EXERCISE TASK
Where the word "WeatherBELL" occurs in a line, return that line.
┌─ DATASET RECORDS
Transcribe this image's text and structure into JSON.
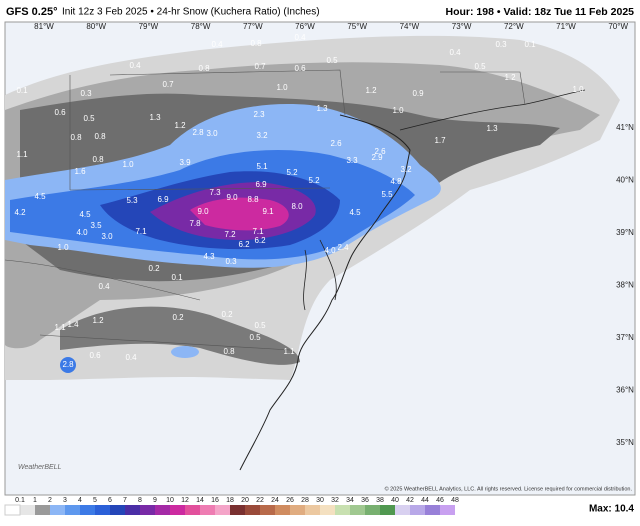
{
  "header": {
    "model": "GFS 0.25°",
    "description": "Init 12z 3 Feb 2025 • 24-hr Snow (Kuchera Ratio) (Inches)",
    "valid": "Hour: 198 • Valid: 18z Tue 11 Feb 2025"
  },
  "map": {
    "longitudes": [
      "81°W",
      "80°W",
      "79°W",
      "78°W",
      "77°W",
      "76°W",
      "75°W",
      "74°W",
      "73°W",
      "72°W",
      "71°W",
      "70°W"
    ],
    "latitudes": [
      "41°N",
      "40°N",
      "39°N",
      "38°N",
      "37°N",
      "36°N",
      "35°N"
    ],
    "labels": [
      "0.1",
      "0.3",
      "0.6",
      "0.5",
      "0.8",
      "0.8",
      "1.1",
      "0.8",
      "1.0",
      "1.6",
      "0.4",
      "0.7",
      "1.3",
      "1.2",
      "0.4",
      "0.8",
      "0.8",
      "0.7",
      "0.4",
      "0.6",
      "1.0",
      "0.5",
      "1.2",
      "1.0",
      "0.9",
      "0.4",
      "0.3",
      "0.1",
      "0.5",
      "1.2",
      "1.0",
      "2.3",
      "2.8",
      "3.0",
      "3.2",
      "1.3",
      "2.6",
      "2.6",
      "3.9",
      "5.1",
      "5.2",
      "5.2",
      "6.9",
      "3.3",
      "2.9",
      "4.5",
      "4.2",
      "5.3",
      "6.9",
      "7.3",
      "9.0",
      "8.8",
      "8.0",
      "9.0",
      "9.1",
      "4.5",
      "3.5",
      "7.1",
      "7.8",
      "7.2",
      "7.1",
      "6.2",
      "6.2",
      "4.0",
      "3.0",
      "1.0",
      "4.3",
      "4.5",
      "5.5",
      "4.8",
      "3.2",
      "4.0",
      "2.4",
      "0.2",
      "0.1",
      "0.3",
      "0.4",
      "1.2",
      "1.4",
      "1.1",
      "0.2",
      "0.2",
      "0.5",
      "0.6",
      "0.4",
      "2.8",
      "0.8",
      "0.5",
      "1.1",
      "1.7",
      "1.3"
    ],
    "watermark": "WeatherBELL",
    "copyright": "© 2025 WeatherBELL Analytics, LLC. All rights reserved. License required for commercial distribution."
  },
  "colorbar": {
    "labels": [
      "0.1",
      "1",
      "2",
      "3",
      "4",
      "5",
      "6",
      "7",
      "8",
      "9",
      "10",
      "12",
      "14",
      "16",
      "18",
      "20",
      "22",
      "24",
      "26",
      "28",
      "30",
      "32",
      "34",
      "36",
      "38",
      "40",
      "42",
      "44",
      "46",
      "48"
    ],
    "colors": [
      "#e6e6e6",
      "#9a9a9a",
      "#8cb6f5",
      "#5e98ee",
      "#3c7ae6",
      "#2b60d8",
      "#2446b8",
      "#4a2ea6",
      "#782aa6",
      "#a42aa6",
      "#cc2aa0",
      "#e2509c",
      "#ee7cb2",
      "#f4a4c8",
      "#7a3030",
      "#9a4a3a",
      "#b86a4a",
      "#d08c60",
      "#e0ac80",
      "#ecc8a0",
      "#f4e0c0",
      "#c8e0b0",
      "#a0c890",
      "#78b070",
      "#509850",
      "#d8d0f0",
      "#b8a8e8",
      "#9880d8",
      "#c8a0f0"
    ],
    "max": "Max: 10.4"
  }
}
└─
THE RESPONSE
    "watermark": "WeatherBELL",
    "copyright": "© 2025 WeatherBELL Analytics, LLC. All rights reserved. License required for commercial distribution."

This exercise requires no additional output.